--- start ---
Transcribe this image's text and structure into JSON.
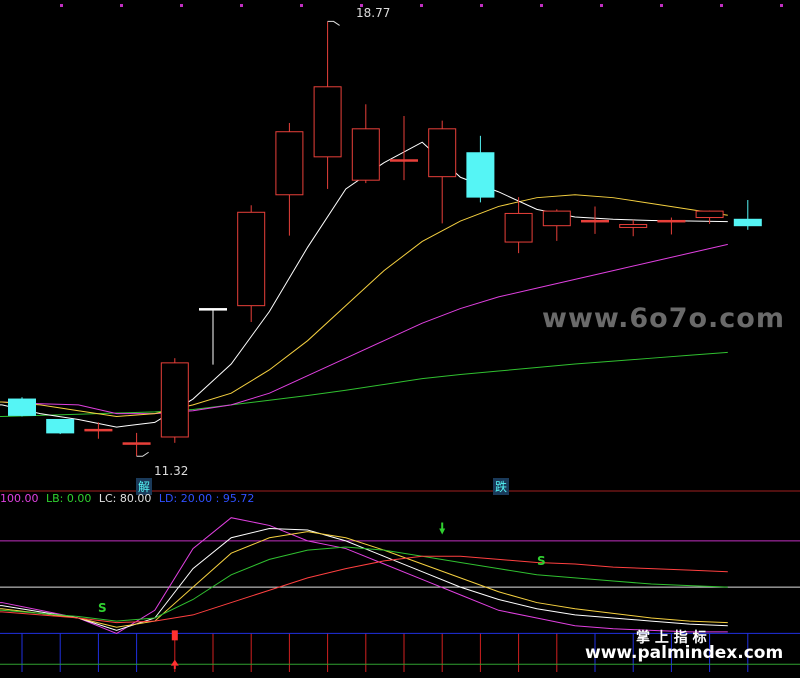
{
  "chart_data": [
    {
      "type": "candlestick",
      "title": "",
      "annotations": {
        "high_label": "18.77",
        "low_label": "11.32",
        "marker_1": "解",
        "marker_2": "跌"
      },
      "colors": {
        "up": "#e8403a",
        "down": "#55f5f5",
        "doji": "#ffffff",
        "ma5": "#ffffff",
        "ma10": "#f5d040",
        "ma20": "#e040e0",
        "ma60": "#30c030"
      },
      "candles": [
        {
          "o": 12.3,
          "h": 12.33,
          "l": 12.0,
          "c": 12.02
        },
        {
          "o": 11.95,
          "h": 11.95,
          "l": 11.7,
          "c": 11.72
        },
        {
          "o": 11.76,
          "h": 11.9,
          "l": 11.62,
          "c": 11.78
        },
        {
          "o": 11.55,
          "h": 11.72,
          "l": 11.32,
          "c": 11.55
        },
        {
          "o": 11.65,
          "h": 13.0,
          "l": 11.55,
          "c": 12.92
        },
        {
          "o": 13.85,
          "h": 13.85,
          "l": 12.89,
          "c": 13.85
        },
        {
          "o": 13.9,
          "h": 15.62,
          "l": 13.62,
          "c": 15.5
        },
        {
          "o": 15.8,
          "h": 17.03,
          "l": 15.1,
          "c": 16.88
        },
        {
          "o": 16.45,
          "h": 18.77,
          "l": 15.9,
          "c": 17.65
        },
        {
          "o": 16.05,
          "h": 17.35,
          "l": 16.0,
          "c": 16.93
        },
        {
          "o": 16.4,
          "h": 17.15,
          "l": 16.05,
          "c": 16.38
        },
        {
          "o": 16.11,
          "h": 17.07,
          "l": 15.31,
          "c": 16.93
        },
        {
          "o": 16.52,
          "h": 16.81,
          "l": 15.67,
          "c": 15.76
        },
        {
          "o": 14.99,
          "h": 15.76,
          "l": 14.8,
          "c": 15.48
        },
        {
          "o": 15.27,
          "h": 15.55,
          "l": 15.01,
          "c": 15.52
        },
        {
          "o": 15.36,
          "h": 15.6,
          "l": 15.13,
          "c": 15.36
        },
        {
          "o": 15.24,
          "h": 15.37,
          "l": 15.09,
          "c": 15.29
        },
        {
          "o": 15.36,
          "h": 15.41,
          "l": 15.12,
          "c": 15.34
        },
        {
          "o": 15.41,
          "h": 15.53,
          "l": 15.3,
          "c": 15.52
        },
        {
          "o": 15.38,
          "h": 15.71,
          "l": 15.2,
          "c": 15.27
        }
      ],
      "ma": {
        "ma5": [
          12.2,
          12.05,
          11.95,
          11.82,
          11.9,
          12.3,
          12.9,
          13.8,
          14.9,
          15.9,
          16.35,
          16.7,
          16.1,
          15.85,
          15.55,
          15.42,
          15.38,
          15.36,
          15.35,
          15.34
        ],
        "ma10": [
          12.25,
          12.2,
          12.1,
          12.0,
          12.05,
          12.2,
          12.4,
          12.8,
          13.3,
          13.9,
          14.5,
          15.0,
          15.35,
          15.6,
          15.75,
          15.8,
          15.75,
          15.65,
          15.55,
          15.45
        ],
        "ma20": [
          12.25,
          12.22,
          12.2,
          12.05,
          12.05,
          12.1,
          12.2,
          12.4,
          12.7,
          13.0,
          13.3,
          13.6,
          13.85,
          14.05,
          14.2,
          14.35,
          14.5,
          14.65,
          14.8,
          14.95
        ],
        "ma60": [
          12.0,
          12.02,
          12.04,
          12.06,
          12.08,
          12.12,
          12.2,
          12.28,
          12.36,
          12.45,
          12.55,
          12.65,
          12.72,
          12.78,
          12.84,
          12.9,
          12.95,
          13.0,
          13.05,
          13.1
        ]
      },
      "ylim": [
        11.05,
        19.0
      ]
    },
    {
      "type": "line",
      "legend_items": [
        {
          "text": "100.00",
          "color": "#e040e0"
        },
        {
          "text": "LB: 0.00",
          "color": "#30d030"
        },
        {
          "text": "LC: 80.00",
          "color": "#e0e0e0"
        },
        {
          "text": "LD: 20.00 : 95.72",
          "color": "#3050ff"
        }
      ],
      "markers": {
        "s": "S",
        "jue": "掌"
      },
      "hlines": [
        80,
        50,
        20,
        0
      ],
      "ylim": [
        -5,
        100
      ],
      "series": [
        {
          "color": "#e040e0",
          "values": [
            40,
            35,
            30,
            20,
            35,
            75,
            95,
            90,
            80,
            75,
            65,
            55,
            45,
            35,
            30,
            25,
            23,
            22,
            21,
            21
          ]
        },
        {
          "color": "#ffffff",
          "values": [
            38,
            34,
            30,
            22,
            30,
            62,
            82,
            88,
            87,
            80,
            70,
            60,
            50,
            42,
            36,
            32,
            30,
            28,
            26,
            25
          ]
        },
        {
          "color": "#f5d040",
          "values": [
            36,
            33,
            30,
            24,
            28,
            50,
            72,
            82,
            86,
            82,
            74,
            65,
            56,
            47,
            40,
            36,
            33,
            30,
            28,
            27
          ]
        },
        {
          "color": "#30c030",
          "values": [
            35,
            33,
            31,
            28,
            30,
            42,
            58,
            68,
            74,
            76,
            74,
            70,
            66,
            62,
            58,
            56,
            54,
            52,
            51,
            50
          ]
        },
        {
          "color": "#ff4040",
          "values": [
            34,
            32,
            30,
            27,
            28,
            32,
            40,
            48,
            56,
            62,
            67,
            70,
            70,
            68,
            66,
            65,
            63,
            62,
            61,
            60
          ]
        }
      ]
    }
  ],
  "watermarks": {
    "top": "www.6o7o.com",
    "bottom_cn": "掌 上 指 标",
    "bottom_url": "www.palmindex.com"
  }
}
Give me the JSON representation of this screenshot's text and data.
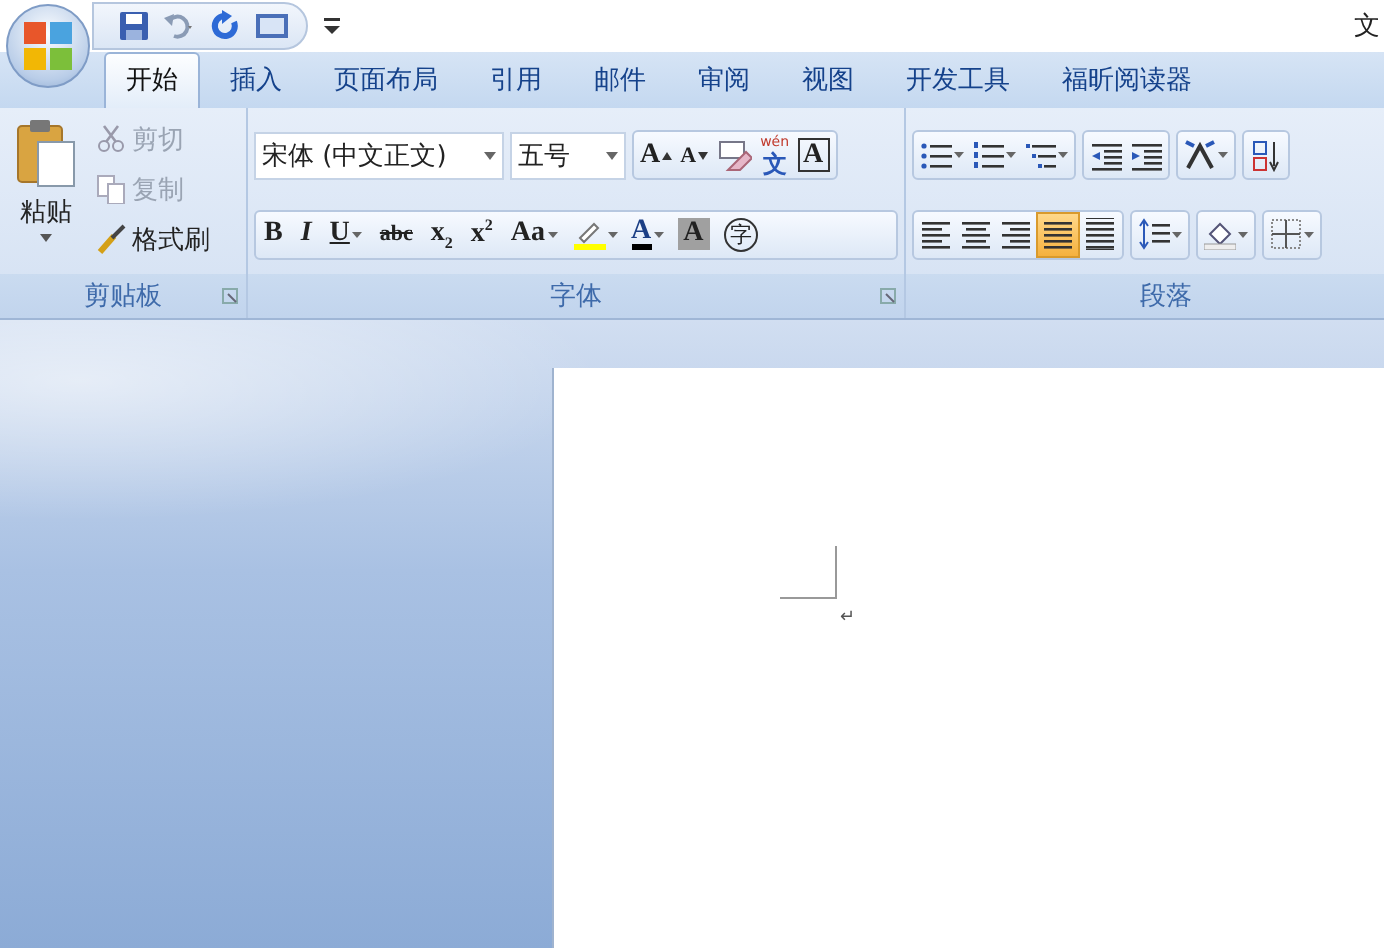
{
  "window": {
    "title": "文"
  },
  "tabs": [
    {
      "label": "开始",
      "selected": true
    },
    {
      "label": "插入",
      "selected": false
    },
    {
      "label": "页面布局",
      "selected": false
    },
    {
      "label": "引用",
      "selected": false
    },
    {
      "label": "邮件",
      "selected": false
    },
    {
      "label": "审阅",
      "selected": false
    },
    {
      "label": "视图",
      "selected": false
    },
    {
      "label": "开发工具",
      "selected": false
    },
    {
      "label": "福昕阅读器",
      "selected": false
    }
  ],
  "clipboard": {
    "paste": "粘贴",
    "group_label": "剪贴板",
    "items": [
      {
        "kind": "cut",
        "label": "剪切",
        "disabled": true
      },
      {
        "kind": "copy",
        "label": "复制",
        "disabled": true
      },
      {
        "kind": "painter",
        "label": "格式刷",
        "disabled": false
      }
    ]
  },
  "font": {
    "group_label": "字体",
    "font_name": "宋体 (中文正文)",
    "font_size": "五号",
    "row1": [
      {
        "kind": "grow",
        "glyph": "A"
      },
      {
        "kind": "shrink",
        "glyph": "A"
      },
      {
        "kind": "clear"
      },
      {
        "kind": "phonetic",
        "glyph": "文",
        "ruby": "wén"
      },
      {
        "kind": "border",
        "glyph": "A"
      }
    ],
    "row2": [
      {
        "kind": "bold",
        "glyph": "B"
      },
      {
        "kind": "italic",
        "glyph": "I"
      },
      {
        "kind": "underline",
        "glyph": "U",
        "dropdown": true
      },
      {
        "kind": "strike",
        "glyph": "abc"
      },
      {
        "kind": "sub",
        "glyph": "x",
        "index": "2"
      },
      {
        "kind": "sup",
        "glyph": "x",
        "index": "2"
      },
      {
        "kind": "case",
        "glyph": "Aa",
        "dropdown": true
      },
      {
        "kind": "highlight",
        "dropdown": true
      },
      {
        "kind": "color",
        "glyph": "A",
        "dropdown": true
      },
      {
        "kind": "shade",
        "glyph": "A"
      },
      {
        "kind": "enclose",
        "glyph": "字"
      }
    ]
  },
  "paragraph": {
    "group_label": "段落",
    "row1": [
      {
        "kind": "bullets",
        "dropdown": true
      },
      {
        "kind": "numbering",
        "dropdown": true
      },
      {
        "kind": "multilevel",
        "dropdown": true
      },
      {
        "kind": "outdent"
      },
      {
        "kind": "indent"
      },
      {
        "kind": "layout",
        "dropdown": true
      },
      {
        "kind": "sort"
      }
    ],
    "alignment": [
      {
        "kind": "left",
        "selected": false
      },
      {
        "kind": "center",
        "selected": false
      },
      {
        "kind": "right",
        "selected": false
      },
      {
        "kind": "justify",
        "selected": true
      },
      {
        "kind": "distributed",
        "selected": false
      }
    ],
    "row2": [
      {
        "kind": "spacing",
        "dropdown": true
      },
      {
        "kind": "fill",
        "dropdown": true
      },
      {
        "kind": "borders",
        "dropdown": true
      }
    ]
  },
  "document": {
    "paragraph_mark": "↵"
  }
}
--- end ---
Task goal
Lines that hold "text" are the ones to copy; find all of them.

Reply to the exercise
Transcribe this image's text and structure into JSON.
          "text": "100.00",
          "text": "LB: 0.00",
          "text": "LC: 80.00",
          "text": "LD: 20.00 : 95.72",
Give me the JSON representation of this screenshot's text and data.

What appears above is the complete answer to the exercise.